_INPUT DATA_:
** Start **

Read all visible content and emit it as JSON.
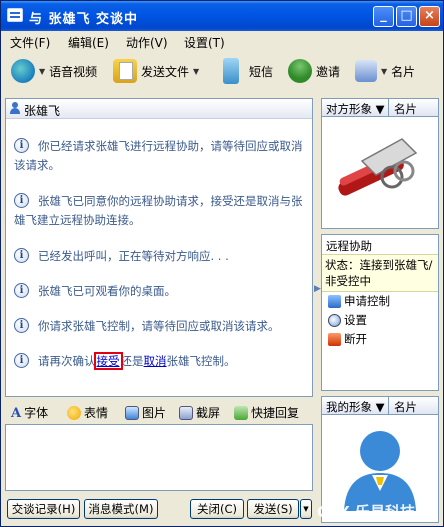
{
  "window": {
    "title": "与 张雄飞 交谈中",
    "controls": {
      "minimize": "_",
      "maximize": "□",
      "close": "×"
    }
  },
  "menu": [
    "文件(F)",
    "编辑(E)",
    "动作(V)",
    "设置(T)"
  ],
  "toolbar": {
    "video": "语音视频",
    "send_file": "发送文件",
    "sms": "短信",
    "invite": "邀请",
    "card": "名片"
  },
  "chat": {
    "contact_name": "张雄飞",
    "messages": [
      "你已经请求张雄飞进行远程协助，请等待回应或取消该请求。",
      "张雄飞已同意你的远程协助请求，接受还是取消与张雄飞建立远程协助连接。",
      "已经发出呼叫，正在等待对方响应. . .",
      "张雄飞已可观看你的桌面。",
      "你请求张雄飞控制，请等待回应或取消该请求。"
    ],
    "confirm": {
      "prefix": "请再次确认",
      "accept": "接受",
      "middle": "还是",
      "cancel": "取消",
      "suffix": "张雄飞控制。"
    }
  },
  "format_bar": {
    "font": "字体",
    "emotion": "表情",
    "picture": "图片",
    "screenshot": "截屏",
    "quick_reply": "快捷回复"
  },
  "input": {
    "value": ""
  },
  "buttons": {
    "history": "交谈记录(H)",
    "message_mode": "消息模式(M)",
    "close": "关闭(C)",
    "send": "发送(S)"
  },
  "right": {
    "their_tab": "对方形象",
    "card_tab": "名片",
    "remote_title": "远程协助",
    "status": "状态：连接到张雄飞/非受控中",
    "actions": {
      "request_control": "申请控制",
      "settings": "设置",
      "disconnect": "断开"
    },
    "my_tab": "我的形象"
  },
  "watermark": "CEX 乐易科技"
}
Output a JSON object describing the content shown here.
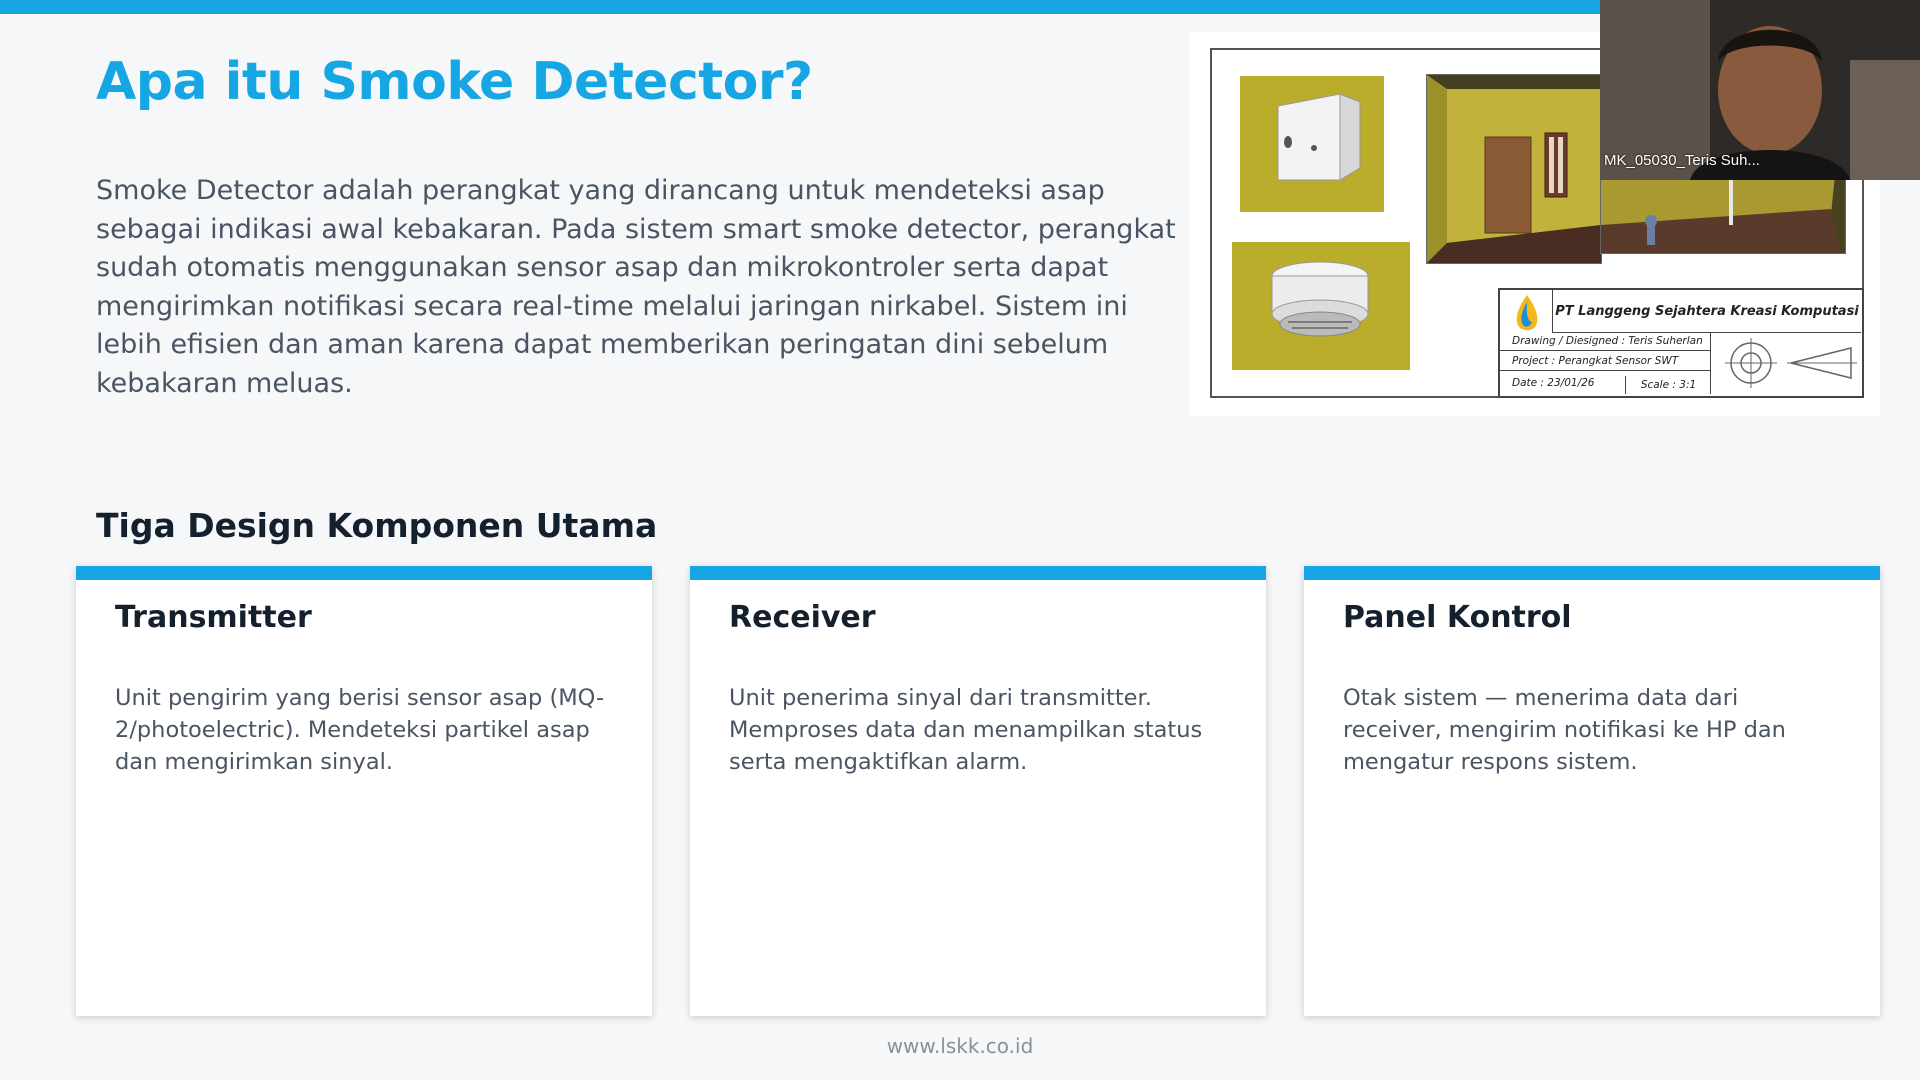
{
  "slide": {
    "title": "Apa itu Smoke Detector?",
    "intro": "Smoke Detector adalah perangkat yang dirancang untuk mendeteksi asap sebagai indikasi awal kebakaran. Pada sistem smart smoke detector, perangkat sudah otomatis menggunakan sensor asap dan mikrokontroler serta dapat mengirimkan notifikasi secara real-time melalui jaringan nirkabel. Sistem ini lebih efisien dan aman karena dapat memberikan peringatan dini sebelum kebakaran meluas.",
    "section_title": "Tiga Design Komponen Utama",
    "footer": "www.lskk.co.id"
  },
  "drawing": {
    "company": "PT Langgeng Sejahtera Kreasi Komputasi",
    "designed": "Drawing / Diesigned : Teris Suherlan",
    "project": "Project : Perangkat Sensor SWT",
    "date": "Date : 23/01/26",
    "scale": "Scale : 3:1"
  },
  "cards": [
    {
      "title": "Transmitter",
      "text": "Unit pengirim yang berisi sensor asap (MQ-2/photoelectric). Mendeteksi partikel asap dan mengirimkan sinyal."
    },
    {
      "title": "Receiver",
      "text": "Unit penerima sinyal dari transmitter. Memproses data dan menampilkan status serta mengaktifkan alarm."
    },
    {
      "title": "Panel Kontrol",
      "text": "Otak sistem — menerima data dari receiver, mengirim notifikasi ke HP dan mengatur respons sistem."
    }
  ],
  "webcam": {
    "participant_name": "MK_05030_Teris Suh..."
  },
  "colors": {
    "accent": "#16a6e4",
    "heading": "#14202e",
    "body_text": "#4a5563",
    "drawing_yellow": "#b8ad2c"
  }
}
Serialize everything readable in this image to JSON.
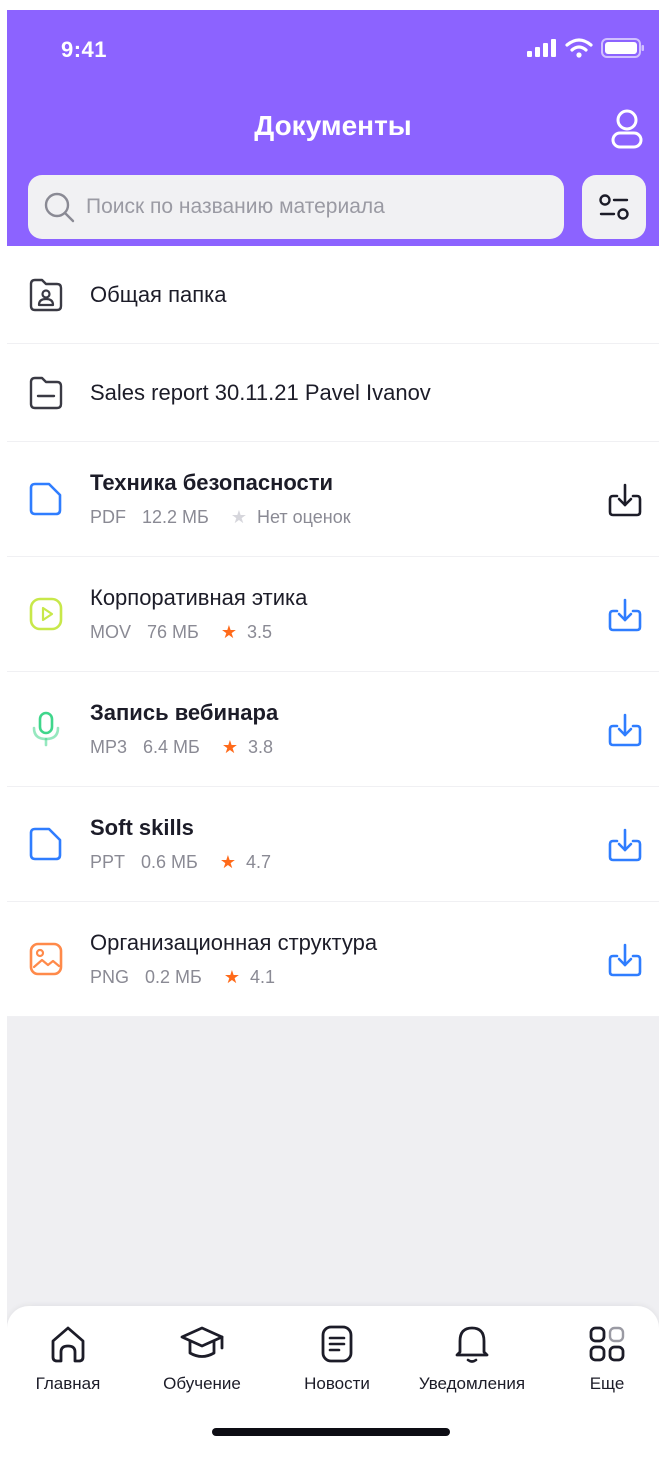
{
  "status_bar": {
    "time": "9:41"
  },
  "header": {
    "title": "Документы"
  },
  "search": {
    "placeholder": "Поиск по названию материала",
    "value": ""
  },
  "colors": {
    "header": "#8c63ff",
    "accent_blue": "#2f7dff",
    "star": "#ff6a1a",
    "star_empty": "#d6d6dc"
  },
  "folders": [
    {
      "name": "Общая папка",
      "icon": "shared-folder-icon"
    },
    {
      "name": "Sales report 30.11.21 Pavel Ivanov",
      "icon": "folder-icon"
    }
  ],
  "files": [
    {
      "name": "Техника безопасности",
      "type": "PDF",
      "size": "12.2 МБ",
      "rating": "Нет оценок",
      "rated": false,
      "unread": true,
      "icon": "document-icon",
      "downloaded": true
    },
    {
      "name": "Корпоративная этика",
      "type": "MOV",
      "size": "76 МБ",
      "rating": "3.5",
      "rated": true,
      "unread": false,
      "icon": "video-icon",
      "downloaded": false
    },
    {
      "name": "Запись вебинара",
      "type": "MP3",
      "size": "6.4 МБ",
      "rating": "3.8",
      "rated": true,
      "unread": true,
      "icon": "microphone-icon",
      "downloaded": false
    },
    {
      "name": "Soft skills",
      "type": "PPT",
      "size": "0.6 МБ",
      "rating": "4.7",
      "rated": true,
      "unread": true,
      "icon": "document-icon",
      "downloaded": false
    },
    {
      "name": "Организационная структура",
      "type": "PNG",
      "size": "0.2 МБ",
      "rating": "4.1",
      "rated": true,
      "unread": false,
      "icon": "image-icon",
      "downloaded": false
    }
  ],
  "tabbar": [
    {
      "label": "Главная",
      "icon": "home-icon"
    },
    {
      "label": "Обучение",
      "icon": "graduation-cap-icon"
    },
    {
      "label": "Новости",
      "icon": "news-icon"
    },
    {
      "label": "Уведомления",
      "icon": "bell-icon"
    },
    {
      "label": "Еще",
      "icon": "more-grid-icon"
    }
  ]
}
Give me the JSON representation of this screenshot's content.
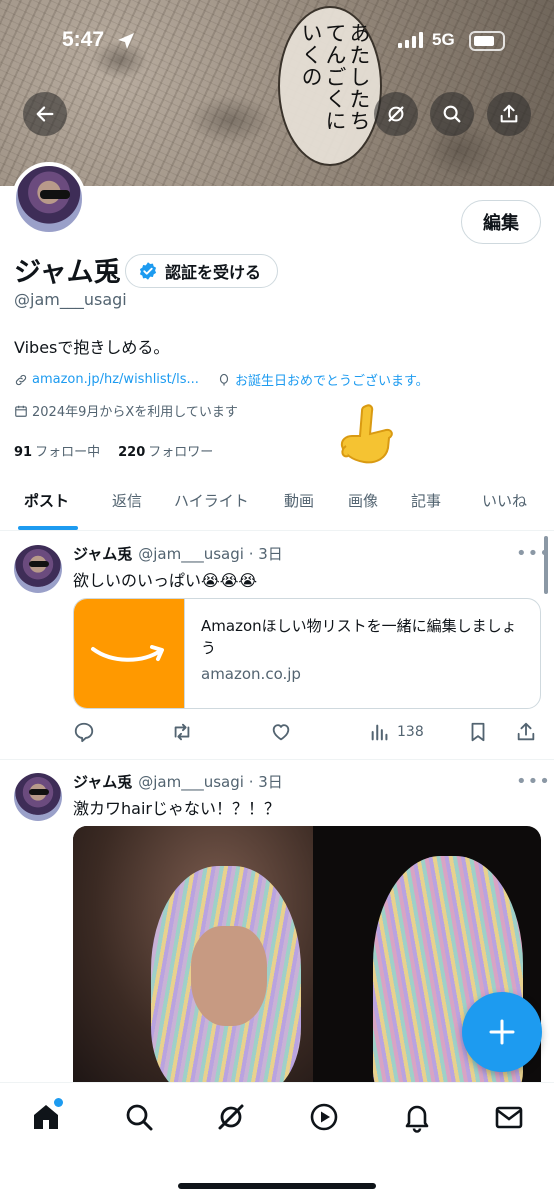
{
  "status_bar": {
    "time": "5:47",
    "network": "5G"
  },
  "banner": {
    "text_columns": [
      "あたしたち",
      "てんごくに",
      "いくの"
    ]
  },
  "profile": {
    "edit_label": "編集",
    "display_name": "ジャム兎",
    "verify_label": "認証を受ける",
    "handle": "@jam___usagi",
    "bio": "Vibesで抱きしめる。",
    "website": "amazon.jp/hz/wishlist/ls...",
    "birthday": "お誕生日おめでとうございます。",
    "joined": "2024年9月からXを利用しています",
    "following_count": "91",
    "following_label": "フォロー中",
    "followers_count": "220",
    "followers_label": "フォロワー"
  },
  "tabs": [
    {
      "label": "ポスト",
      "active": true
    },
    {
      "label": "返信"
    },
    {
      "label": "ハイライト"
    },
    {
      "label": "動画"
    },
    {
      "label": "画像"
    },
    {
      "label": "記事"
    },
    {
      "label": "いいね"
    }
  ],
  "posts": [
    {
      "name": "ジャム兎",
      "handle_time": "@jam___usagi · 3日",
      "more": "•••",
      "text": "欲しいのいっぱい😭😭😭",
      "card": {
        "title": "Amazonほしい物リストを一緒に編集しましょう",
        "domain": "amazon.co.jp"
      },
      "view_count": "138"
    },
    {
      "name": "ジャム兎",
      "handle_time": "@jam___usagi · 3日",
      "more": "•••",
      "text": "激カワhairじゃない！？！？"
    }
  ],
  "colors": {
    "accent": "#1d9bf0",
    "amazon": "#ff9900",
    "text": "#0f1419",
    "muted": "#536471"
  },
  "icons": {
    "back": "arrow-left-icon",
    "grok": "grok-icon",
    "search": "search-icon",
    "share": "share-icon",
    "nav": [
      "home-icon",
      "search-icon",
      "grok-icon",
      "video-icon",
      "bell-icon",
      "mail-icon"
    ]
  }
}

** End **

_WRITTEN EXERCISE_: Copy out each line word for word, please, skipping the images.

_ANSWER TO THIS EXERCISE_:
Read all visible content and emit it as JSON.
{
  "window": {
    "title": "与 张雄飞 交谈中",
    "controls": {
      "minimize": "_",
      "maximize": "□",
      "close": "×"
    }
  },
  "menu": [
    "文件(F)",
    "编辑(E)",
    "动作(V)",
    "设置(T)"
  ],
  "toolbar": {
    "video": "语音视频",
    "send_file": "发送文件",
    "sms": "短信",
    "invite": "邀请",
    "card": "名片"
  },
  "chat": {
    "contact_name": "张雄飞",
    "messages": [
      "你已经请求张雄飞进行远程协助，请等待回应或取消该请求。",
      "张雄飞已同意你的远程协助请求，接受还是取消与张雄飞建立远程协助连接。",
      "已经发出呼叫，正在等待对方响应. . .",
      "张雄飞已可观看你的桌面。",
      "你请求张雄飞控制，请等待回应或取消该请求。"
    ],
    "confirm": {
      "prefix": "请再次确认",
      "accept": "接受",
      "middle": "还是",
      "cancel": "取消",
      "suffix": "张雄飞控制。"
    }
  },
  "format_bar": {
    "font": "字体",
    "emotion": "表情",
    "picture": "图片",
    "screenshot": "截屏",
    "quick_reply": "快捷回复"
  },
  "input": {
    "value": ""
  },
  "buttons": {
    "history": "交谈记录(H)",
    "message_mode": "消息模式(M)",
    "close": "关闭(C)",
    "send": "发送(S)"
  },
  "right": {
    "their_tab": "对方形象",
    "card_tab": "名片",
    "remote_title": "远程协助",
    "status": "状态：连接到张雄飞/非受控中",
    "actions": {
      "request_control": "申请控制",
      "settings": "设置",
      "disconnect": "断开"
    },
    "my_tab": "我的形象"
  },
  "watermark": "CEX 乐易科技"
}
Output a JSON object describing the content shown here.
{
  "slide": {
    "title": "Apa itu Smoke Detector?",
    "intro": "Smoke Detector adalah perangkat yang dirancang untuk mendeteksi asap sebagai indikasi awal kebakaran. Pada sistem smart smoke detector, perangkat sudah otomatis menggunakan sensor asap dan mikrokontroler serta dapat mengirimkan notifikasi secara real-time melalui jaringan nirkabel. Sistem ini lebih efisien dan aman karena dapat memberikan peringatan dini sebelum kebakaran meluas.",
    "section_title": "Tiga Design Komponen Utama",
    "footer": "www.lskk.co.id"
  },
  "drawing": {
    "company": "PT Langgeng Sejahtera Kreasi Komputasi",
    "designed": "Drawing / Diesigned : Teris Suherlan",
    "project": "Project : Perangkat Sensor SWT",
    "date": "Date : 23/01/26",
    "scale": "Scale : 3:1"
  },
  "cards": [
    {
      "title": "Transmitter",
      "text": "Unit pengirim yang berisi sensor asap (MQ-2/photoelectric). Mendeteksi partikel asap dan mengirimkan sinyal."
    },
    {
      "title": "Receiver",
      "text": "Unit penerima sinyal dari transmitter. Memproses data dan menampilkan status serta mengaktifkan alarm."
    },
    {
      "title": "Panel Kontrol",
      "text": "Otak sistem — menerima data dari receiver, mengirim notifikasi ke HP dan mengatur respons sistem."
    }
  ],
  "webcam": {
    "participant_name": "MK_05030_Teris Suh..."
  },
  "colors": {
    "accent": "#16a6e4",
    "heading": "#14202e",
    "body_text": "#4a5563",
    "drawing_yellow": "#b8ad2c"
  }
}
Serialize everything readable in this image to JSON.
{
  "status_bar": {
    "time": "9:41"
  },
  "header": {
    "title": "Документы"
  },
  "search": {
    "placeholder": "Поиск по названию материала",
    "value": ""
  },
  "colors": {
    "header": "#8c63ff",
    "accent_blue": "#2f7dff",
    "star": "#ff6a1a",
    "star_empty": "#d6d6dc"
  },
  "folders": [
    {
      "name": "Общая папка",
      "icon": "shared-folder-icon"
    },
    {
      "name": "Sales report 30.11.21 Pavel Ivanov",
      "icon": "folder-icon"
    }
  ],
  "files": [
    {
      "name": "Техника безопасности",
      "type": "PDF",
      "size": "12.2 МБ",
      "rating": "Нет оценок",
      "rated": false,
      "unread": true,
      "icon": "document-icon",
      "downloaded": true
    },
    {
      "name": "Корпоративная этика",
      "type": "MOV",
      "size": "76 МБ",
      "rating": "3.5",
      "rated": true,
      "unread": false,
      "icon": "video-icon",
      "downloaded": false
    },
    {
      "name": "Запись вебинара",
      "type": "MP3",
      "size": "6.4 МБ",
      "rating": "3.8",
      "rated": true,
      "unread": true,
      "icon": "microphone-icon",
      "downloaded": false
    },
    {
      "name": "Soft skills",
      "type": "PPT",
      "size": "0.6 МБ",
      "rating": "4.7",
      "rated": true,
      "unread": true,
      "icon": "document-icon",
      "downloaded": false
    },
    {
      "name": "Организационная структура",
      "type": "PNG",
      "size": "0.2 МБ",
      "rating": "4.1",
      "rated": true,
      "unread": false,
      "icon": "image-icon",
      "downloaded": false
    }
  ],
  "tabbar": [
    {
      "label": "Главная",
      "icon": "home-icon"
    },
    {
      "label": "Обучение",
      "icon": "graduation-cap-icon"
    },
    {
      "label": "Новости",
      "icon": "news-icon"
    },
    {
      "label": "Уведомления",
      "icon": "bell-icon"
    },
    {
      "label": "Еще",
      "icon": "more-grid-icon"
    }
  ]
}
Give me the JSON representation of this screenshot's content.
{
  "status_bar": {
    "time": "5:47",
    "network": "5G"
  },
  "banner": {
    "text_columns": [
      "あたしたち",
      "てんごくに",
      "いくの"
    ]
  },
  "profile": {
    "edit_label": "編集",
    "display_name": "ジャム兎",
    "verify_label": "認証を受ける",
    "handle": "@jam___usagi",
    "bio": "Vibesで抱きしめる。",
    "website": "amazon.jp/hz/wishlist/ls...",
    "birthday": "お誕生日おめでとうございます。",
    "joined": "2024年9月からXを利用しています",
    "following_count": "91",
    "following_label": "フォロー中",
    "followers_count": "220",
    "followers_label": "フォロワー"
  },
  "tabs": [
    {
      "label": "ポスト",
      "active": true
    },
    {
      "label": "返信"
    },
    {
      "label": "ハイライト"
    },
    {
      "label": "動画"
    },
    {
      "label": "画像"
    },
    {
      "label": "記事"
    },
    {
      "label": "いいね"
    }
  ],
  "posts": [
    {
      "name": "ジャム兎",
      "handle_time": "@jam___usagi · 3日",
      "more": "•••",
      "text": "欲しいのいっぱい😭😭😭",
      "card": {
        "title": "Amazonほしい物リストを一緒に編集しましょう",
        "domain": "amazon.co.jp"
      },
      "view_count": "138"
    },
    {
      "name": "ジャム兎",
      "handle_time": "@jam___usagi · 3日",
      "more": "•••",
      "text": "激カワhairじゃない！？！？"
    }
  ],
  "colors": {
    "accent": "#1d9bf0",
    "amazon": "#ff9900",
    "text": "#0f1419",
    "muted": "#536471"
  },
  "icons": {
    "back": "arrow-left-icon",
    "grok": "grok-icon",
    "search": "search-icon",
    "share": "share-icon",
    "nav": [
      "home-icon",
      "search-icon",
      "grok-icon",
      "video-icon",
      "bell-icon",
      "mail-icon"
    ]
  }
}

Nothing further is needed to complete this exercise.